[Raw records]

* Start *

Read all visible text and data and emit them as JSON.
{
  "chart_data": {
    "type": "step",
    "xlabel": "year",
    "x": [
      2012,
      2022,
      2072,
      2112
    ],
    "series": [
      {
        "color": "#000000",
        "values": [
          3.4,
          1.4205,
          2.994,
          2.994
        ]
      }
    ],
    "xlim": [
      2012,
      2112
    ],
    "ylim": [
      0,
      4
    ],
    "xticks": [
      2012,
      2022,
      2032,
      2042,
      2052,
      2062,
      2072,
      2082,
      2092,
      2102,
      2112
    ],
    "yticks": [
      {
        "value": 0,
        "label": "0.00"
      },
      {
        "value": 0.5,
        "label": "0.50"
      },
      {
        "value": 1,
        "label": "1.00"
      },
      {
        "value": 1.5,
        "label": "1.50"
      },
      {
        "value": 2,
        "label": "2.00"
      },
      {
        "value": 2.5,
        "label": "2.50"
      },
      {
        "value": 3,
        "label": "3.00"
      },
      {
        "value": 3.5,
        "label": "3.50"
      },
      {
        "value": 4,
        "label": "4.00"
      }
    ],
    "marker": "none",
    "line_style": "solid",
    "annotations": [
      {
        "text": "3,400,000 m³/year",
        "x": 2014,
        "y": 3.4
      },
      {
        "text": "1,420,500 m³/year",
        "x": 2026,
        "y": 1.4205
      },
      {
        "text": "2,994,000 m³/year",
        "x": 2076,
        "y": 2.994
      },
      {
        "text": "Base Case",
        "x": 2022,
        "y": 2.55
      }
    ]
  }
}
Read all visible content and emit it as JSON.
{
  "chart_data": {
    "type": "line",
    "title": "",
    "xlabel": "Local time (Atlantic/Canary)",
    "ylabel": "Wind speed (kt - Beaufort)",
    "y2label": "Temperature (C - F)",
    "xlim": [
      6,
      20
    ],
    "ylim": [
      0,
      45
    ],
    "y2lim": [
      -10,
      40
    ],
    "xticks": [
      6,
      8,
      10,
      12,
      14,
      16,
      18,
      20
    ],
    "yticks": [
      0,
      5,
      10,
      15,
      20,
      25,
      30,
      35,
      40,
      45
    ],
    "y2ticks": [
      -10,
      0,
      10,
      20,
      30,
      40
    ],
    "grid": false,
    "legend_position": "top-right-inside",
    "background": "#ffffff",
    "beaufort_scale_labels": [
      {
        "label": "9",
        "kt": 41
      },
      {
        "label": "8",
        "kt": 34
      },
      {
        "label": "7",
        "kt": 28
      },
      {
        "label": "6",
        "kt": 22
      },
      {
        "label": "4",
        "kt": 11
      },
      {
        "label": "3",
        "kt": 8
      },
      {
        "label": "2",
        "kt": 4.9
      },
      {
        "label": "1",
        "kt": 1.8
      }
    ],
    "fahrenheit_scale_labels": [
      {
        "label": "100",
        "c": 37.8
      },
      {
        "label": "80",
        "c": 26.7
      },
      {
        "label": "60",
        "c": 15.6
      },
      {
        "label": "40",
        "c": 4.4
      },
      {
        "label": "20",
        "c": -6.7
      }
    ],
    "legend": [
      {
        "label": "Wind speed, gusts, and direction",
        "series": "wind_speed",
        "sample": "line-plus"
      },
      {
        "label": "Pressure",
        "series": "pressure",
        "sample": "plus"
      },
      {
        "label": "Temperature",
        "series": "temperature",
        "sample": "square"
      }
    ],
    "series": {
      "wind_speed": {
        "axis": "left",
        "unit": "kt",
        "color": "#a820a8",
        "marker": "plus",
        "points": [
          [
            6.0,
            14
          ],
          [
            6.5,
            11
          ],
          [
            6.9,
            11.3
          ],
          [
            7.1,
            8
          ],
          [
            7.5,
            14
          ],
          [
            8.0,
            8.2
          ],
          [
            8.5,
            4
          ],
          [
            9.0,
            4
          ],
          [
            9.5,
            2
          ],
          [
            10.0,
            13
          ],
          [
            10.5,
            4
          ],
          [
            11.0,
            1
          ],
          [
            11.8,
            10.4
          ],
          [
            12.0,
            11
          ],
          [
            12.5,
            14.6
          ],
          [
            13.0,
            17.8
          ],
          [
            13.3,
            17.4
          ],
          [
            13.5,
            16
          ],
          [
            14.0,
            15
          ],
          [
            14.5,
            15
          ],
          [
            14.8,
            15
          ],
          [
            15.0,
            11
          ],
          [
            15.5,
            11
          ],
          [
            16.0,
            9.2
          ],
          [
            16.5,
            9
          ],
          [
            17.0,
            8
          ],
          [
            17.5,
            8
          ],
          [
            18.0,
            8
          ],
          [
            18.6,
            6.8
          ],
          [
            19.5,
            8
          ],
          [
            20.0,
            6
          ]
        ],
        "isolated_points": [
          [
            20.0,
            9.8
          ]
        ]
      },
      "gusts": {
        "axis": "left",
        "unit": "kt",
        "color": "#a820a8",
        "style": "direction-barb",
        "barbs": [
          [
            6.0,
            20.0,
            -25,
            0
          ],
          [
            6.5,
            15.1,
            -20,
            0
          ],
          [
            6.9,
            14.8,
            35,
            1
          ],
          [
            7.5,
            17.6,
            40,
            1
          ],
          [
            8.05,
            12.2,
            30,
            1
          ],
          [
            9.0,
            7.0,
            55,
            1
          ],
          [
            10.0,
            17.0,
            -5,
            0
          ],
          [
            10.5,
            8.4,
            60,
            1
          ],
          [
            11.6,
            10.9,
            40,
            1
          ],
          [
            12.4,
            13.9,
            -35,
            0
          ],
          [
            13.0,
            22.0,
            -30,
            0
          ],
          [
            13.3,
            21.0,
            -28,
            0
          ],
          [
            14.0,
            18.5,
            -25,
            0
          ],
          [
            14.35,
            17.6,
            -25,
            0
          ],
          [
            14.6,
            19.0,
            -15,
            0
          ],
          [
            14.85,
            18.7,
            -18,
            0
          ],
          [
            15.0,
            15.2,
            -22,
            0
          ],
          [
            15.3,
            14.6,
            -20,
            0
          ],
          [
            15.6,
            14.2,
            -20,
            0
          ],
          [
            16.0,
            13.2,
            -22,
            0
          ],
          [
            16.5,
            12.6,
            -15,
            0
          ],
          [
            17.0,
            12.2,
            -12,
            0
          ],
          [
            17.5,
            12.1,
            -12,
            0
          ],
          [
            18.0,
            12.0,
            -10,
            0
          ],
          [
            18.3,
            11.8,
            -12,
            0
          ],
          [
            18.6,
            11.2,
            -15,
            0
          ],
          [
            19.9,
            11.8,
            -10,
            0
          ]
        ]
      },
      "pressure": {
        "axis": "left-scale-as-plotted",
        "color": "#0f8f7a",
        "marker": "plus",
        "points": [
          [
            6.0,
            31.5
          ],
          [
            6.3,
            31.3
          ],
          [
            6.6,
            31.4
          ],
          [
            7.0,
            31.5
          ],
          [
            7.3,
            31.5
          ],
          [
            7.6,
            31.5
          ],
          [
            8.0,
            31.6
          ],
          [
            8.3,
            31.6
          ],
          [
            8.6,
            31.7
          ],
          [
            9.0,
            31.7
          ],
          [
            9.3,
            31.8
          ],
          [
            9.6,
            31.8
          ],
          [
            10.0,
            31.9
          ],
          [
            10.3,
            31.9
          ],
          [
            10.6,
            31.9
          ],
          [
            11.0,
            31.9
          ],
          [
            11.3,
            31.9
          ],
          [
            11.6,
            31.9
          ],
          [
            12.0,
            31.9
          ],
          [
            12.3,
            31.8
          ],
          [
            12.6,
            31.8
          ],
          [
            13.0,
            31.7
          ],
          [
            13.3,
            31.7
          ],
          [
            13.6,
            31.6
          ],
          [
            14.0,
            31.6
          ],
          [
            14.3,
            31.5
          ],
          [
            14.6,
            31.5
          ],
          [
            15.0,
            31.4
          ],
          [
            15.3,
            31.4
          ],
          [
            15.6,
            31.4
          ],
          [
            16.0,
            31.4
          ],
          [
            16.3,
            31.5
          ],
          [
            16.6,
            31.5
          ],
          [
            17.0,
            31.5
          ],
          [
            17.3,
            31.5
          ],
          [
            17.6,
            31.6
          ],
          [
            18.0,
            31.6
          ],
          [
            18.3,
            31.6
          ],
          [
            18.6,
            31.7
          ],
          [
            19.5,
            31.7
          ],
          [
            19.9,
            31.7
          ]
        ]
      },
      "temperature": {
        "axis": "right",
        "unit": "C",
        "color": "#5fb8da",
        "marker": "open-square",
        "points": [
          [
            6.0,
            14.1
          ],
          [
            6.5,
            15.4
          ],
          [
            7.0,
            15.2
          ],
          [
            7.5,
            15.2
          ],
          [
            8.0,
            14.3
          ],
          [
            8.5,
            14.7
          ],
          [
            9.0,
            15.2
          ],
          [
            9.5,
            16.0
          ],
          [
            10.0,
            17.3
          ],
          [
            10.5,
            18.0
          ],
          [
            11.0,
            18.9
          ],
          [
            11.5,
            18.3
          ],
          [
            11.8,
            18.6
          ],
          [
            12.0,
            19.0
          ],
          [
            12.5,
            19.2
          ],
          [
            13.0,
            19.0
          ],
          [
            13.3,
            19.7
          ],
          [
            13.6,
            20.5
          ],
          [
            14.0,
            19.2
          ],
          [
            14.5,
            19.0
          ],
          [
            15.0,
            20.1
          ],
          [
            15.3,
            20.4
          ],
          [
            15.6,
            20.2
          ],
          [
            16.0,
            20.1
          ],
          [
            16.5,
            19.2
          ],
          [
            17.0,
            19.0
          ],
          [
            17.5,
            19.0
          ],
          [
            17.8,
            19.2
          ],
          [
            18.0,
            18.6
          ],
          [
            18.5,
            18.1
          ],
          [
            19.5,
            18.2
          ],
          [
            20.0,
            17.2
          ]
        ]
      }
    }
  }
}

* End *

◆ What this task involves ◆
Where a line in the entries holds "plus", copy that line.

◆ Exercise solution ◆
        "sample": "line-plus"
        "sample": "plus"
        "marker": "plus",
        "marker": "plus",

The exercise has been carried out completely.